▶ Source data
******************************
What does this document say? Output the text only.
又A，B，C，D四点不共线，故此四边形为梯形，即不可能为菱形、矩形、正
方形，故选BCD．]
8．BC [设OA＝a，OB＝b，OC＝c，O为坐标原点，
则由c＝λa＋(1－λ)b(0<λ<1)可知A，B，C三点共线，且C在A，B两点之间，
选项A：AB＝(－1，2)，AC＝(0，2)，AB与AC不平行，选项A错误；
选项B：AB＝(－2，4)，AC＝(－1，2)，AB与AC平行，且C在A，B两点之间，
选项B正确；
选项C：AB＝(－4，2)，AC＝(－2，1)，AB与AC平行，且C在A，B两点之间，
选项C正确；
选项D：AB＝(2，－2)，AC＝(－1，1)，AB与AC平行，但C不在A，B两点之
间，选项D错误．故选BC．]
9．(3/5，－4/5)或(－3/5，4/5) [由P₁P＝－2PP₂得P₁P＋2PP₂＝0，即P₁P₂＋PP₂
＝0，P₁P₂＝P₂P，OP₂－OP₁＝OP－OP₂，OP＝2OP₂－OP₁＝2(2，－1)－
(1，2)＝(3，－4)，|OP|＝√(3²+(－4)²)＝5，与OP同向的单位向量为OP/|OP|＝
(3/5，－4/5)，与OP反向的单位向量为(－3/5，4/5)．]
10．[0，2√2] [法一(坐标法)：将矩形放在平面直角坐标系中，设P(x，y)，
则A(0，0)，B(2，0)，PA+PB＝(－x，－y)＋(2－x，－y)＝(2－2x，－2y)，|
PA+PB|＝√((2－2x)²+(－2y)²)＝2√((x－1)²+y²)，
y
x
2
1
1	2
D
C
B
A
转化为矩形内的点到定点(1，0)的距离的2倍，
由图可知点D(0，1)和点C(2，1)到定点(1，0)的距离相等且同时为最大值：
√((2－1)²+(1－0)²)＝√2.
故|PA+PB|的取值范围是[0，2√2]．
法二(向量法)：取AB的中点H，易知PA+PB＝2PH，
******************************
▶ EXERCISE DIRECTIONS
Please set down each line of the records exactly as given.

▶ SOLUTION
What does this document say? Output the text only.
又A，B，C，D四点不共线，故此四边形为梯形，即不可能为菱形、矩形、正
方形，故选BCD．]
8．BC [设OA＝a，OB＝b，OC＝c，O为坐标原点，
则由c＝λa＋(1－λ)b(0<λ<1)可知A，B，C三点共线，且C在A，B两点之间，
选项A：AB＝(－1，2)，AC＝(0，2)，AB与AC不平行，选项A错误；
选项B：AB＝(－2，4)，AC＝(－1，2)，AB与AC平行，且C在A，B两点之间，
选项B正确；
选项C：AB＝(－4，2)，AC＝(－2，1)，AB与AC平行，且C在A，B两点之间，
选项C正确；
选项D：AB＝(2，－2)，AC＝(－1，1)，AB与AC平行，但C不在A，B两点之
间，选项D错误．故选BC．]
9．(3/5，－4/5)或(－3/5，4/5) [由P₁P＝－2PP₂得P₁P＋2PP₂＝0，即P₁P₂＋PP₂
＝0，P₁P₂＝P₂P，OP₂－OP₁＝OP－OP₂，OP＝2OP₂－OP₁＝2(2，－1)－
(1，2)＝(3，－4)，|OP|＝√(3²+(－4)²)＝5，与OP同向的单位向量为OP/|OP|＝
(3/5，－4/5)，与OP反向的单位向量为(－3/5，4/5)．]
10．[0，2√2] [法一(坐标法)：将矩形放在平面直角坐标系中，设P(x，y)，
则A(0，0)，B(2，0)，PA+PB＝(－x，－y)＋(2－x，－y)＝(2－2x，－2y)，|
PA+PB|＝√((2－2x)²+(－2y)²)＝2√((x－1)²+y²)，
y
x
2
1
1	2
D
C
B
A
转化为矩形内的点到定点(1，0)的距离的2倍，
由图可知点D(0，1)和点C(2，1)到定点(1，0)的距离相等且同时为最大值：
√((2－1)²+(1－0)²)＝√2.
故|PA+PB|的取值范围是[0，2√2]．
法二(向量法)：取AB的中点H，易知PA+PB＝2PH，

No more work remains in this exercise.